::: PASSAGE

Peru
- Nickname(s): La Bicolor (The Bicolour) La Blanquirroja (The White and Red) La Rojiblanca (The Red and White)
- Association: Peruvian Football Federation (FPF)
- Confederation: CONMEBOL (South America)
- Head coach: Antonio Spinelli
- Captain: Fabiola Herrera
- Top scorer: Miryam Tristán (13)
- Home stadium: Estadio Félix Castillo Tardío
- FIFA code: PER
| First colours | Second colours |

FIFA ranking
- Current: 73 ▲2 (16 June 2026)
- Highest: 32 (May – September 2006)
- Lowest: 82 (August 2025)

First international
- Brazil 15–0 Peru (Mar del Plata, Argentina; 2 March 1998)

Biggest win
- Peru 6–1 Paraguay (Buenos Aires, Argentina; 5 December 2000)

Biggest defeat
- Brazil 15–0 Peru (Mar del Plata, Argentina; 2 March 1998)

Copa América Femenina
- Appearances: 8 (first in 1998)
- Best result: Third place (1998)

Medal record
Bolivarian Games
| Gold medal – first place | 2005 Armenia/Pereira | Team |
Sudamericano Femenino
| Bronze medal – third place | 1998 Sudamericano Femenino | Team |
South American Under-20 Women's Championship
| Bronze medal – third place | 2006 Championship | Team |

= Peru women's national football team =

Women's national football team representing Peru

The Peru women's national football team represents Peru in international women's football and is controlled by the Peruvian Football Federation (FPF). They have been a part of the CONMEBOL confederation since its formation in 1996. The Peruvian team has yet to qualify for a FIFA Women's World Cup and is currently ranked 73th in the FIFA Rankings.

::::::
::: SUPPLIED DATA

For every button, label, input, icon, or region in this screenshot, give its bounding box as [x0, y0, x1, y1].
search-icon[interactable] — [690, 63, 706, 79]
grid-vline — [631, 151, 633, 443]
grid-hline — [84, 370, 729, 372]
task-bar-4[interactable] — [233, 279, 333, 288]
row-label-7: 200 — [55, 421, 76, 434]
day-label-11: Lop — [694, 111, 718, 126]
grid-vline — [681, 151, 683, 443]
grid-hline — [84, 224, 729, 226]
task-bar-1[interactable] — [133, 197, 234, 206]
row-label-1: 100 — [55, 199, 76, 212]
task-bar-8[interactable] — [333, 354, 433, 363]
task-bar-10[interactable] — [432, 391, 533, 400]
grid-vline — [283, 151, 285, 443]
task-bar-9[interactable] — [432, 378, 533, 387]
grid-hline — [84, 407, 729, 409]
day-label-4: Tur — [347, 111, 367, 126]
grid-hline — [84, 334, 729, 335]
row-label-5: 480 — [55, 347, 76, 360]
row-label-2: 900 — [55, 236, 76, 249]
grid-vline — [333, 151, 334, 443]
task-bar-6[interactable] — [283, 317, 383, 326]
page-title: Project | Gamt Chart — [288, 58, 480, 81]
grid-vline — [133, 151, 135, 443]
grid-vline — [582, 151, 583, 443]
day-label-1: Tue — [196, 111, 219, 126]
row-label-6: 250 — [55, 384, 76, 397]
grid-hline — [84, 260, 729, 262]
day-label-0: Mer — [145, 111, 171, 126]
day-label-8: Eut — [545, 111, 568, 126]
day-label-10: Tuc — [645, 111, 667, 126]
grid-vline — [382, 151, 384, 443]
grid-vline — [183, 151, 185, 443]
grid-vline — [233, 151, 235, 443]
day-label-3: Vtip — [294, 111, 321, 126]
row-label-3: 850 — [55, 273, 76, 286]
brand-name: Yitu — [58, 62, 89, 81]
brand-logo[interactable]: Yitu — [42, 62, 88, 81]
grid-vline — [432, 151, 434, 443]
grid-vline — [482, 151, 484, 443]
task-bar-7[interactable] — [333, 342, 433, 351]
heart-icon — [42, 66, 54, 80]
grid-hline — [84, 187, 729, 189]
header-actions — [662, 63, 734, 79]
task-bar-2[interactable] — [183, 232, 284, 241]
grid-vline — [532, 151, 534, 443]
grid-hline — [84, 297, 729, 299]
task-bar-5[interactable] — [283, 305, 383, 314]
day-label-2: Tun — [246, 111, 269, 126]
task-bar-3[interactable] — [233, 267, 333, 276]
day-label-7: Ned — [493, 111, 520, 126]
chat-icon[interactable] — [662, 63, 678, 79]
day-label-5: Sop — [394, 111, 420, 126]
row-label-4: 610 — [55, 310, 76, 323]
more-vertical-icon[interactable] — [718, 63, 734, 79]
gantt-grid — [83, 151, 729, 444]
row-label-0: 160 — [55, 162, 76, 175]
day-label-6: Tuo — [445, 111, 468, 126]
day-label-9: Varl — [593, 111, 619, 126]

::::::

▸ **PROBLEM**:
Using the passage on the Peru women's national football team, answer these:
(a) Who is listed as the top scorer, and with how many goals?
(b) What was the score of the team's biggest win, and against which opponent?
(c) What is the team's best result at the Copa América Femenina, and in what year?

▸ **ANSWER TO THIS TASK**:
(a) Miryam Tristán, with 13 goals.
(b) Peru 6–1 Paraguay.
(c) Third place, in 1998.